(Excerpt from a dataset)
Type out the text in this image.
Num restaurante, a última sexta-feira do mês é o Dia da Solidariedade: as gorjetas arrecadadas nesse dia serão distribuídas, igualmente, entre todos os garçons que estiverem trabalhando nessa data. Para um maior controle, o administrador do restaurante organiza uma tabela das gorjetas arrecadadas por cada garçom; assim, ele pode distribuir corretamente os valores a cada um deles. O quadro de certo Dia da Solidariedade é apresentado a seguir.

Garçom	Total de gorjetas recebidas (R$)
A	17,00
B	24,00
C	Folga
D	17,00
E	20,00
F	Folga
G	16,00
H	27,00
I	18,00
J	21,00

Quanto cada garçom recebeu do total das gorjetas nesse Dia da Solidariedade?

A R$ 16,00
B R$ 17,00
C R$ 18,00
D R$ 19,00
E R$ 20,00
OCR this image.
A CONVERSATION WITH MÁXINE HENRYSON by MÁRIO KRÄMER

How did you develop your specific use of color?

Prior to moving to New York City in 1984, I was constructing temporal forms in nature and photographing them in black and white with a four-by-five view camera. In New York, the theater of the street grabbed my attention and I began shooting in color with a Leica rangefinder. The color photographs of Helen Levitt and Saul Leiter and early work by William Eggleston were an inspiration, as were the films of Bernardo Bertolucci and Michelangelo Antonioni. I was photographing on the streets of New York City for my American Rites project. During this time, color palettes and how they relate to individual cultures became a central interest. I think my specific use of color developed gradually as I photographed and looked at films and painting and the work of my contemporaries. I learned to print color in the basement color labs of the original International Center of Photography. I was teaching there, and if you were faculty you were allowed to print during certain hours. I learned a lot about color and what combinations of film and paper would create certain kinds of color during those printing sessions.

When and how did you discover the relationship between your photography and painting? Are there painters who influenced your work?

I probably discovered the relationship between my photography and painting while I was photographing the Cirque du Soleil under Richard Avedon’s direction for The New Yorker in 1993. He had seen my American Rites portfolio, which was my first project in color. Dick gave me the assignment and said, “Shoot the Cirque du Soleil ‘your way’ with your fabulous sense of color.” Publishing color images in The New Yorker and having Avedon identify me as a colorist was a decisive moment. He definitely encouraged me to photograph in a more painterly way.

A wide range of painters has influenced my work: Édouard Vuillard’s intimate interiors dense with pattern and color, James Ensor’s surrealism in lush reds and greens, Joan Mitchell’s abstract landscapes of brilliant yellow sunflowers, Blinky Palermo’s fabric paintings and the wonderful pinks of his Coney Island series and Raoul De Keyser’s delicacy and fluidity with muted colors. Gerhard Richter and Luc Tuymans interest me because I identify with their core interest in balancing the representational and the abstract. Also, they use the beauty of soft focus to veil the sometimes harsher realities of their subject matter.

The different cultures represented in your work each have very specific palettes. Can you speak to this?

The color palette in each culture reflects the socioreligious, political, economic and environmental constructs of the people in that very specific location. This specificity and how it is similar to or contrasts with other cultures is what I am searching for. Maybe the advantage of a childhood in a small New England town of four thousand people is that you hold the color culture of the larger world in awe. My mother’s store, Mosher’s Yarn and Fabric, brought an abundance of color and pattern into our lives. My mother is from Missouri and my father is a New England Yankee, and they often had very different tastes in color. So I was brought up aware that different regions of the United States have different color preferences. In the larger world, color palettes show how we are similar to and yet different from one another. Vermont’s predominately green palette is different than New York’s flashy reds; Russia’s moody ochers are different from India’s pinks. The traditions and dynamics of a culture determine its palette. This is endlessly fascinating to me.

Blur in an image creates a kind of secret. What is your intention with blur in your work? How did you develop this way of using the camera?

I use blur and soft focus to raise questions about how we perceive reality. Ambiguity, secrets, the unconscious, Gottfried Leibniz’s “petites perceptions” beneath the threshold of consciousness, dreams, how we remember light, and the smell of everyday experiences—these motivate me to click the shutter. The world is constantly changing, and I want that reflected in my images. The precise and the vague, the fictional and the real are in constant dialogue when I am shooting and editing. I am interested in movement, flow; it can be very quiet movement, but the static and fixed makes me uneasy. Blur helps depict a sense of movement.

### CHALLENGE
Pick out each line in the material containing "gorjetas".

### EXERCISE OUTPUT
Num restaurante, a última sexta-feira do mês é o Dia da Solidariedade: as gorjetas arrecadadas nesse dia serão distribuídas, igualmente, entre todos os garçons que estiverem trabalhando nessa data. Para um maior controle, o administrador do restaurante organiza uma tabela das gorjetas arrecadadas por cada garçom; assim, ele pode distribuir corretamente os valores a cada um deles. O quadro de certo Dia da Solidariedade é apresentado a seguir.
Garçom	Total de gorjetas recebidas (R$)
Quanto cada garçom recebeu do total das gorjetas nesse Dia da Solidariedade?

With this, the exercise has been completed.